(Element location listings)
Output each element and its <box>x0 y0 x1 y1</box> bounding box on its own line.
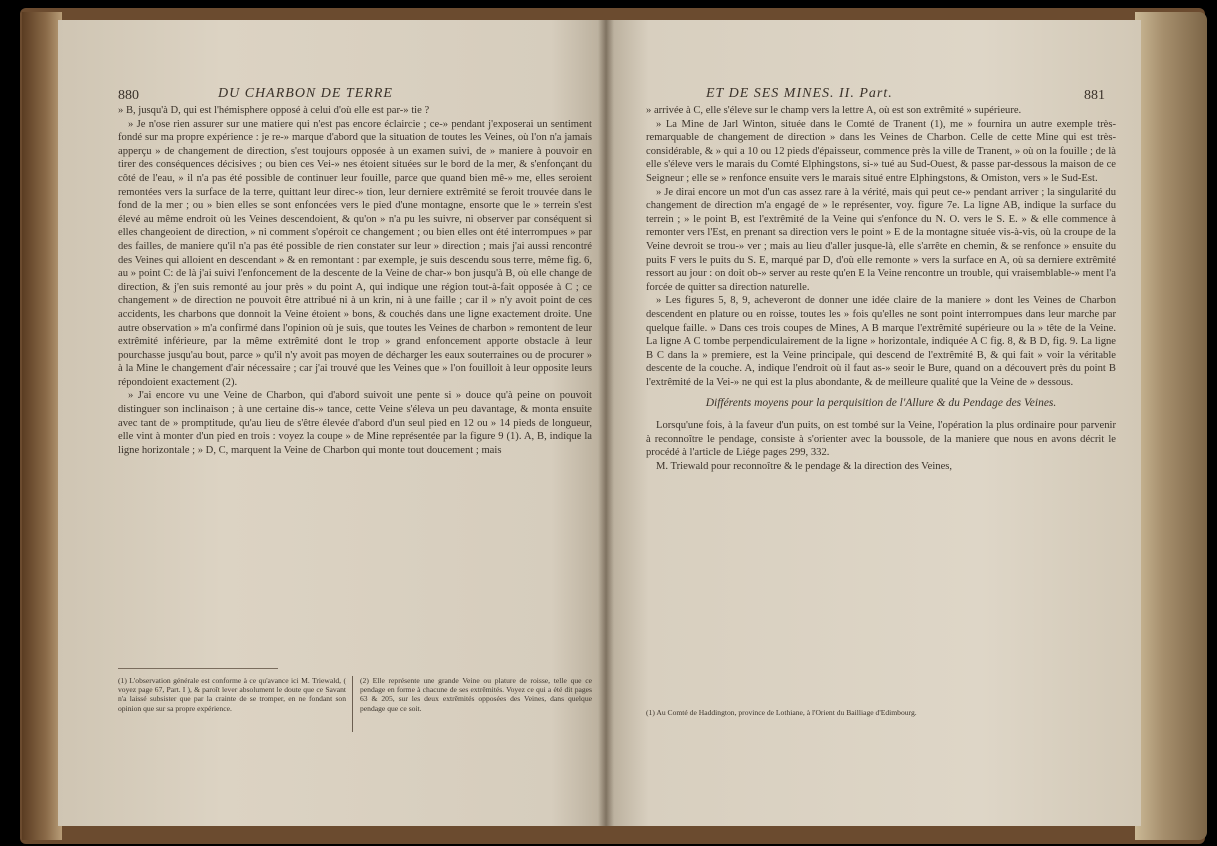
right-paragraph-1: » arrivée à C, elle s'éleve sur le champ vers la lettre A, où est son extrêmité » supérieure. <box>646 105 1022 116</box>
left-paragraph-3: » J'ai encore vu une Veine de Charbon, qui d'abord suivoit une pente si » douce qu'à peine on pouvoit distinguer son inclinaison ; à une certaine dis-» tance, cette Veine s'éleva un peu davantage, & monta ensuite avec tant de » promptitude, qu'au lieu de s'être élevée d'abord d'un seul pied en 12 ou » 14 pieds de longueur, elle vint à monter d'un pied en trois : voyez la coupe » de Mine représentée par la figure 9 (1). A, B, indique la ligne horizontale ; » D, C, marquent la Veine de Charbon qui monte tout doucement ; mais <box>118 390 592 456</box>
right-page-number: 881 <box>1084 88 1105 103</box>
footnote-rule <box>118 668 278 669</box>
footnote-column-separator <box>352 676 353 732</box>
right-footnote-1: (1) Au Comté de Haddington, province de Lothiane, à l'Orient du Bailliage d'Edimbourg. <box>646 708 917 717</box>
left-page-number: 880 <box>118 88 139 103</box>
book-gutter <box>598 20 614 826</box>
right-body <box>646 104 1116 473</box>
book-edge-left <box>22 12 62 840</box>
right-page <box>606 20 1141 826</box>
right-paragraph-2: » La Mine de Jarl Winton, située dans le Comté de Tranent (1), me » fournira un autre exemple très-remarquable de changement de direction » dans les Veines de Charbon. Celle de cette Mine qui est très-considérable, & » qui a 10 ou 12 pieds d'épaisseur, commence près la ville de Tranent, » où on la fouille ; de là elle s'éleve vers le marais du Comté Elphingstons, si-» tué au Sud-Ouest, & passe par-dessous la maison de ce Seigneur ; elle se » renfonce ensuite vers le marais situé entre Elphingstons, & Omiston, vers » le Sud-Est. <box>646 118 1116 184</box>
left-body <box>118 104 592 457</box>
book-page-edges-right <box>1135 12 1207 840</box>
right-paragraph-6: M. Triewald pour reconnoître & le pendage & la direction des Veines, <box>656 460 953 472</box>
left-paragraph-2: » Je n'ose rien assurer sur une matiere qui n'est pas encore éclaircie ; ce-» pendant j'exposerai un sentiment fondé sur ma propre expérience : je re-» marque d'abord que la situation de toutes les Veines, où l'on n'a jamais apperçu » de changement de direction, s'est toujours opposée à un examen suivi, de » maniere à pouvoir en tirer des conséquences décisives ; ou bien ces Vei-» nes étoient situées sur le bord de la mer, & s'enfonçant du côté de l'eau, » il n'a pas été possible de continuer leur fouille, parce que quand bien mê-» me, elles seroient remontées vers la surface de la terre, quittant leur direc-» tion, leur derniere extrêmité se feroit trouvée dans le fond de la mer ; ou » bien elles se sont enfoncées vers le pied d'une montagne, ensorte que le » terrein s'est élevé au même endroit où les Veines descendoient, & qu'on » n'a pu les suivre, ni observer par conséquent si elles changeoient de direction, » ni comment s'opéroit ce changement ; ou bien elles ont été interrompues » par des failles, de maniere qu'il n'a pas été possible de rien constater sur leur » direction ; mais j'ai aussi rencontré des Veines qui alloient en descendant » & en remontant : par exemple, je suis descendu sous terre, même fig. 6, au » point C: de là j'ai suivi l'enfoncement de la descente de la Veine de char-» bon jusqu'à B, où elle change de direction, & j'en suis remonté au jour près » du point A, qui indique une région tout-à-fait opposée à C ; ce changement » de direction ne pouvoit être attribué ni à un krin, ni à une faille ; car il » n'y avoit point de ces accidents, les charbons que donnoit la Veine étoient » bons, & couchés dans une ligne exactement droite. Une autre observation » m'a confirmé dans l'opinion où je suis, que toutes les Veines de charbon » remontent de leur extrêmité inférieure, par la même extrêmité dont le trop » grand enfoncement apporte obstacle à leur pourchasse jusqu'au bout, parce » qu'il n'y avoit pas moyen de décharger les eaux souterraines ou de procurer » à la Mine le changement d'air nécessaire ; car j'ai trouvé que les Veines que » l'on fouilloit à leur opposite leurs répondoient exactement (2). <box>118 118 592 388</box>
right-running-header: ET DE SES MINES. II. Part. <box>706 86 893 101</box>
right-paragraph-3: » Je dirai encore un mot d'un cas assez rare à la vérité, mais qui peut ce-» pendant arriver ; la singularité du changement de direction m'a engagé de » le représenter, voy. figure 7e. La ligne AB, indique la surface du terrein ; » le point B, est l'extrêmité de la Veine qui s'enfonce du N. O. vers le S. E. » & elle commence à remonter vers l'Est, en prenant sa direction vers le point » E de la montagne située vis-à-vis, où la croupe de la Veine devroit se trou-» ver ; mais au lieu d'aller jusque-là, elle s'arrête en chemin, & se renfonce » ensuite du puits F vers le puits du S. E, marqué par D, d'où elle remonte » vers la surface en A, où sa derniere extrêmité ressort au jour : on doit ob-» server au reste qu'en E la Veine rencontre un trouble, qui vraisemblable-» ment l'a forcée de quitter sa direction naturelle. <box>646 186 1116 293</box>
right-paragraph-5: Lorsqu'une fois, à la faveur d'un puits, on est tombé sur la Veine, l'opération la plus ordinaire pour parvenir à reconnoître le pendage, consiste à s'orienter avec la boussole, de la maniere que nous en avons décrit le procédé à l'article de Liége pages 299, 332. <box>646 420 1116 459</box>
left-footnote-1: (1) L'observation générale est conforme à ce qu'avance ici M. Triewald, ( voyez page 67, Part. I ), & paroît lever absolument le doute que ce Savant n'a laissé subsister que par la crainte de se tromper, en ne fondant son opinion que sur sa propre expérience. <box>118 676 346 713</box>
left-footnote-2: (2) Elle représente une grande Veine ou plature de roisse, telle que ce pendage en forme à chacune de ses extrêmités. Voyez ce qui a été dit pages 63 & 205, sur les deux extrêmités opposées des Veines, dans quelque pendage que ce soit. <box>360 676 592 713</box>
left-page <box>58 20 606 826</box>
left-paragraph-1: » B, jusqu'à D, qui est l'hémisphere opposé à celui d'où elle est par-» tie ? <box>118 105 430 116</box>
left-running-header: DU CHARBON DE TERRE <box>218 86 393 101</box>
right-paragraph-4: » Les figures 5, 8, 9, acheveront de donner une idée claire de la maniere » dont les Veines de Charbon descendent en plature ou en roisse, toutes les » fois qu'elles ne sont point interrompues dans leur marche par quelque faille. » Dans ces trois coupes de Mines, A B marque l'extrêmité supérieure ou la » tête de la Veine. La ligne A C tombe perpendiculairement de la ligne » horizontale, indiquée A C fig. 8, & B D, fig. 9. La ligne B C dans la » premiere, est la Veine principale, qui descend de l'extrêmité B, & qui fait » voir la véritable descente de la couche. A, indique l'endroit où il faut as-» seoir le Bure, quand on a découvert près du point B l'extrêmité de la Vei-» ne qui est la plus abondante, & de meilleure qualité que la Veine de » dessous. <box>646 295 1116 388</box>
section-heading: Différents moyens pour la perquisition de l'Allure & du Pendage des Veines. <box>705 397 1057 410</box>
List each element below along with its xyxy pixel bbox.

TASK REQUIREMENTS.
Copy out the lines of the material word for word, starting with the line that contains "105 1022 116</box>" and going on through the line that contains "right-paragraph-6: M. Triewald", both included.

FINISHED TASK.
right-paragraph-1: » arrivée à C, elle s'éleve sur le champ vers la lettre A, où est son extrêmité » supérieure. <box>646 105 1022 116</box>
left-paragraph-3: » J'ai encore vu une Veine de Charbon, qui d'abord suivoit une pente si » douce qu'à peine on pouvoit distinguer son inclinaison ; à une certaine dis-» tance, cette Veine s'éleva un peu davantage, & monta ensuite avec tant de » promptitude, qu'au lieu de s'être élevée d'abord d'un seul pied en 12 ou » 14 pieds de longueur, elle vint à monter d'un pied en trois : voyez la coupe » de Mine représentée par la figure 9 (1). A, B, indique la ligne horizontale ; » D, C, marquent la Veine de Charbon qui monte tout doucement ; mais <box>118 390 592 456</box>
right-page-number: 881 <box>1084 88 1105 103</box>
footnote-rule <box>118 668 278 669</box>
footnote-column-separator <box>352 676 353 732</box>
right-footnote-1: (1) Au Comté de Haddington, province de Lothiane, à l'Orient du Bailliage d'Edimbourg. <box>646 708 917 717</box>
left-page-number: 880 <box>118 88 139 103</box>
book-gutter <box>598 20 614 826</box>
right-body <box>646 104 1116 473</box>
book-edge-left <box>22 12 62 840</box>
right-page <box>606 20 1141 826</box>
right-paragraph-2: » La Mine de Jarl Winton, située dans le Comté de Tranent (1), me » fournira un autre exemple très-remarquable de changement de direction » dans les Veines de Charbon. Celle de cette Mine qui est très-considérable, & » qui a 10 ou 12 pieds d'épaisseur, commence près la ville de Tranent, » où on la fouille ; de là elle s'éleve vers le marais du Comté Elphingstons, si-» tué au Sud-Ouest, & passe par-dessous la maison de ce Seigneur ; elle se » renfonce ensuite vers le marais situé entre Elphingstons, & Omiston, vers » le Sud-Est. <box>646 118 1116 184</box>
left-body <box>118 104 592 457</box>
book-page-edges-right <box>1135 12 1207 840</box>
right-paragraph-6: M. Triewald pour reconnoître & le pendage & la direction des Veines, <box>656 460 953 472</box>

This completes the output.